## DATA IN THIS EXERCISE:
┌──

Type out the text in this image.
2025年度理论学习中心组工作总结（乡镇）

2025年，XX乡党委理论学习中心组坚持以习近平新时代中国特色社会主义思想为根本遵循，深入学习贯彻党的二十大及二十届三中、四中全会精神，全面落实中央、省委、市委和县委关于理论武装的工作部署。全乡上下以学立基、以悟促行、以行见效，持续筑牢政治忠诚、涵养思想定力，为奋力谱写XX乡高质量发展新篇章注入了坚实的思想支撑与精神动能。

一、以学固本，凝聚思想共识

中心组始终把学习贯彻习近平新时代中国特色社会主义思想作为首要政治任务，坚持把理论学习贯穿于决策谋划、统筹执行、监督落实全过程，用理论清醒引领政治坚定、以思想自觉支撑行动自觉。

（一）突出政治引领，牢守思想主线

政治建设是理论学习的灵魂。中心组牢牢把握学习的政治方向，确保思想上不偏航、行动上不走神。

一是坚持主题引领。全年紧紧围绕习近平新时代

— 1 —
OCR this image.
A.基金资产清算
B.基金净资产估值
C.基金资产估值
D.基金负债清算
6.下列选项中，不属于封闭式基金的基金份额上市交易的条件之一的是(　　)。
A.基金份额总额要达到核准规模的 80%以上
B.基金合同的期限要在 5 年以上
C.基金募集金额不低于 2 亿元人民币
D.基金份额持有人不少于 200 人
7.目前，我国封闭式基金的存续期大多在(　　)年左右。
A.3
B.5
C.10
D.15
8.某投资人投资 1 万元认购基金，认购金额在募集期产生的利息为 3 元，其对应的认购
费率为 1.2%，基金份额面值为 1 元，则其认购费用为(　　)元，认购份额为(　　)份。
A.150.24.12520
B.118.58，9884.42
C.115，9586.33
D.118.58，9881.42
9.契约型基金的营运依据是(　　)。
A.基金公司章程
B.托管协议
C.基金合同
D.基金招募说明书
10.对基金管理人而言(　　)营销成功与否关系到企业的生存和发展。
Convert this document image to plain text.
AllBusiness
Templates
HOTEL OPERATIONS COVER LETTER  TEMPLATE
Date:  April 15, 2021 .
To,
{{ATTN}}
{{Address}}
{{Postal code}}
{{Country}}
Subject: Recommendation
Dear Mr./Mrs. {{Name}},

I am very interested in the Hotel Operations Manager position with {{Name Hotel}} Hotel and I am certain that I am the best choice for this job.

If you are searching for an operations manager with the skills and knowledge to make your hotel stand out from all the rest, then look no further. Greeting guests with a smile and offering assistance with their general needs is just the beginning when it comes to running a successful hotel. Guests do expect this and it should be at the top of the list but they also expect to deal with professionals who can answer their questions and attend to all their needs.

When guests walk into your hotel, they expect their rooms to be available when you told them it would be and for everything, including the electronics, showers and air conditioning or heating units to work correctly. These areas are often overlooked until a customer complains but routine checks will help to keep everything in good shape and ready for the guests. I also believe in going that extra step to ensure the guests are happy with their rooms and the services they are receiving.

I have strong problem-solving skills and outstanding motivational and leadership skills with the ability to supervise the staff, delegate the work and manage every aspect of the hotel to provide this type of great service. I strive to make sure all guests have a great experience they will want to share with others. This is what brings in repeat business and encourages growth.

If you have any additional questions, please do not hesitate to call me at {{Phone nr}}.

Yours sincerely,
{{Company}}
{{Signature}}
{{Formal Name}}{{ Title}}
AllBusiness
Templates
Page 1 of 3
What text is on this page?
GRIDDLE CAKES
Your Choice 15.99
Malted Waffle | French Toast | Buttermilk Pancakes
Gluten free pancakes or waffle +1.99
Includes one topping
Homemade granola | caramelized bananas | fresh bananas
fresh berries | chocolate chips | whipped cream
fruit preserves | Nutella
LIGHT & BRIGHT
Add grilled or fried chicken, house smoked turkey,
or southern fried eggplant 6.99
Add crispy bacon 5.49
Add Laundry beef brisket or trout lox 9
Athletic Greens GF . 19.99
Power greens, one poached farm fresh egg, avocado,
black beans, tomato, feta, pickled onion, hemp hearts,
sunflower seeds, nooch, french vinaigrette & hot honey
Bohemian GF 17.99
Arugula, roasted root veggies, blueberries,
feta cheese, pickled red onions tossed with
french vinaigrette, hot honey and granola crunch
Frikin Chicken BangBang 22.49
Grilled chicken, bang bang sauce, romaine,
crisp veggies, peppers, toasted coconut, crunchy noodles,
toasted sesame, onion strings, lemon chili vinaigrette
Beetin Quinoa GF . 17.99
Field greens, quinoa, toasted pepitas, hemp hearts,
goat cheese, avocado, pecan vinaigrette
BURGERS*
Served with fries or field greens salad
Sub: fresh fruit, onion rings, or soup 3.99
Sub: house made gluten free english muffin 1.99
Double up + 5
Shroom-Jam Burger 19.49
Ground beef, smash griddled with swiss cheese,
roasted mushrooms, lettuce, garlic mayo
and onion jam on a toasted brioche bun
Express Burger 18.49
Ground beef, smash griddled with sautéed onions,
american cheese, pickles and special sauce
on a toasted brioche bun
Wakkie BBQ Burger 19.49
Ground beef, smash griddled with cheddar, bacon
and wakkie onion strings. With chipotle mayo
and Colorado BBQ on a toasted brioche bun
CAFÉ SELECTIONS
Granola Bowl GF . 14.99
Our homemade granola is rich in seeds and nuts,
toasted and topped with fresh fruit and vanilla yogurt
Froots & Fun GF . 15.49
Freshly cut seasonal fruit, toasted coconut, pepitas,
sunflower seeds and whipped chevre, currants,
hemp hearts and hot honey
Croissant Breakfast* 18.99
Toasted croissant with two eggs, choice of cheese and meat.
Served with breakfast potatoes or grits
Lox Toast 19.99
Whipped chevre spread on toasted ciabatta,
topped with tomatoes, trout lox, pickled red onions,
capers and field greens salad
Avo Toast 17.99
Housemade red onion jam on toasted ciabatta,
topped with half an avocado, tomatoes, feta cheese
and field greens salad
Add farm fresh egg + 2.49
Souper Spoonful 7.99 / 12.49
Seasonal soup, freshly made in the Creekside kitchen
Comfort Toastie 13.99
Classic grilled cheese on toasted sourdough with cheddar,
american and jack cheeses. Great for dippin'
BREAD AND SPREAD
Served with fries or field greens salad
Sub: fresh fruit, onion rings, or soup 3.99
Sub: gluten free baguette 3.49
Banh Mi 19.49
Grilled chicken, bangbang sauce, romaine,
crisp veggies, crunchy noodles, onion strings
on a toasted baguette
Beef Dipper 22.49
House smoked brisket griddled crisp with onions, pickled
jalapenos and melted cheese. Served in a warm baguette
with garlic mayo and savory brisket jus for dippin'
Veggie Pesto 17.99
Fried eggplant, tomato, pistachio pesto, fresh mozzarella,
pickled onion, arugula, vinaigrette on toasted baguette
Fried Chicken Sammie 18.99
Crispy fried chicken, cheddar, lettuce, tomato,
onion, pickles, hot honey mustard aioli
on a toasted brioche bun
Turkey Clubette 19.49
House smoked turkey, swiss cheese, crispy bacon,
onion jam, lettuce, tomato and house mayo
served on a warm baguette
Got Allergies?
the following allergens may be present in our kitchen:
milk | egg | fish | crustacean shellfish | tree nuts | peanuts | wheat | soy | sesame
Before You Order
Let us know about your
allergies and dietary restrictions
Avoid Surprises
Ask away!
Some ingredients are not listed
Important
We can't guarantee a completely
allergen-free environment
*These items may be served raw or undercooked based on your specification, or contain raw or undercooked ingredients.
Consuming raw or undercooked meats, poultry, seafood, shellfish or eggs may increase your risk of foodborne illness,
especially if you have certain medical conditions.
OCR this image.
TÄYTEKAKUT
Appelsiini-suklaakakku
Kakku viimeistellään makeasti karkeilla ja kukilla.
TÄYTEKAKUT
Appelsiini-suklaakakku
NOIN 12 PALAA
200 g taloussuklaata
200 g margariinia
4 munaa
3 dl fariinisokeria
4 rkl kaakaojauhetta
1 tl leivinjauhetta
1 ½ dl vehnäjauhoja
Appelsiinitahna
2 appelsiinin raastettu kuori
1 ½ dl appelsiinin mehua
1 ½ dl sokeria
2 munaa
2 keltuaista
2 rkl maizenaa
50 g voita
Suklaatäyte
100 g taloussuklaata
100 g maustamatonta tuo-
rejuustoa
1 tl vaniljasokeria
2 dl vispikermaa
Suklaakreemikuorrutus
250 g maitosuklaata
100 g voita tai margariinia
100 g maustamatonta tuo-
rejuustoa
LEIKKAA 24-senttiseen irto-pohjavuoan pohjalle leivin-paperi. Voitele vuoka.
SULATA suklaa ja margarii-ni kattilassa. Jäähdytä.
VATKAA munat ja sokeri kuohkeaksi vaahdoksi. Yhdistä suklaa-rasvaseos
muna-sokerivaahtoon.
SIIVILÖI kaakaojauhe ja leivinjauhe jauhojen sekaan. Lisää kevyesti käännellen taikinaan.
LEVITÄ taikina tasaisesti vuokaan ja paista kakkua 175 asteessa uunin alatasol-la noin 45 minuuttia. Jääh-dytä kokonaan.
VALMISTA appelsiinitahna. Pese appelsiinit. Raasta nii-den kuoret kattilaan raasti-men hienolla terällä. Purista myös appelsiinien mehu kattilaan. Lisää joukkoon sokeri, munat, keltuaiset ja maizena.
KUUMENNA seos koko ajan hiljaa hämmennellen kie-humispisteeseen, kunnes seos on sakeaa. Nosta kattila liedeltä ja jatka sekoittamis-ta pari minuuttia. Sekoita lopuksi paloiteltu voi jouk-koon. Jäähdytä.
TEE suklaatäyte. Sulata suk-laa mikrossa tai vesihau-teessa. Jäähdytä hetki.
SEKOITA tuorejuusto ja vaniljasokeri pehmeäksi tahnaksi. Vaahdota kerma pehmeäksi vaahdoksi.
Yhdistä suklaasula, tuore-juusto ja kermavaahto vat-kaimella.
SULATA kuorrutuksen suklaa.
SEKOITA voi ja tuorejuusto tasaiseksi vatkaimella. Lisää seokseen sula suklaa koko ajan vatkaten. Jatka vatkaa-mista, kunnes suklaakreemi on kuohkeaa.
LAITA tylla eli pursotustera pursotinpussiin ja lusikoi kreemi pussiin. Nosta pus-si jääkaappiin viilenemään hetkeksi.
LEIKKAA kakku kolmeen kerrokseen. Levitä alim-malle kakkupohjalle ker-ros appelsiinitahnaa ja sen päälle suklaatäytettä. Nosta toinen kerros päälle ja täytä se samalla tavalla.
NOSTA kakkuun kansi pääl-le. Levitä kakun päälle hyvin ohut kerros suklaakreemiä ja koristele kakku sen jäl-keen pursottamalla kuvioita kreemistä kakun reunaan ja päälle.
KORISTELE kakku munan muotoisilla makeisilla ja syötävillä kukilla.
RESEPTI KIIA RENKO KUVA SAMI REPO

└──

## WHAT IS REQUIRED:
Wherever the word "vinaigrette" occurs in a line of the listing, copy that line.

## FINAL RESULT:
sunflower seeds, nooch, french vinaigrette & hot honey
french vinaigrette, hot honey and granola crunch
toasted sesame, onion strings, lemon chili vinaigrette
goat cheese, avocado, pecan vinaigrette
pickled onion, arugula, vinaigrette on toasted baguette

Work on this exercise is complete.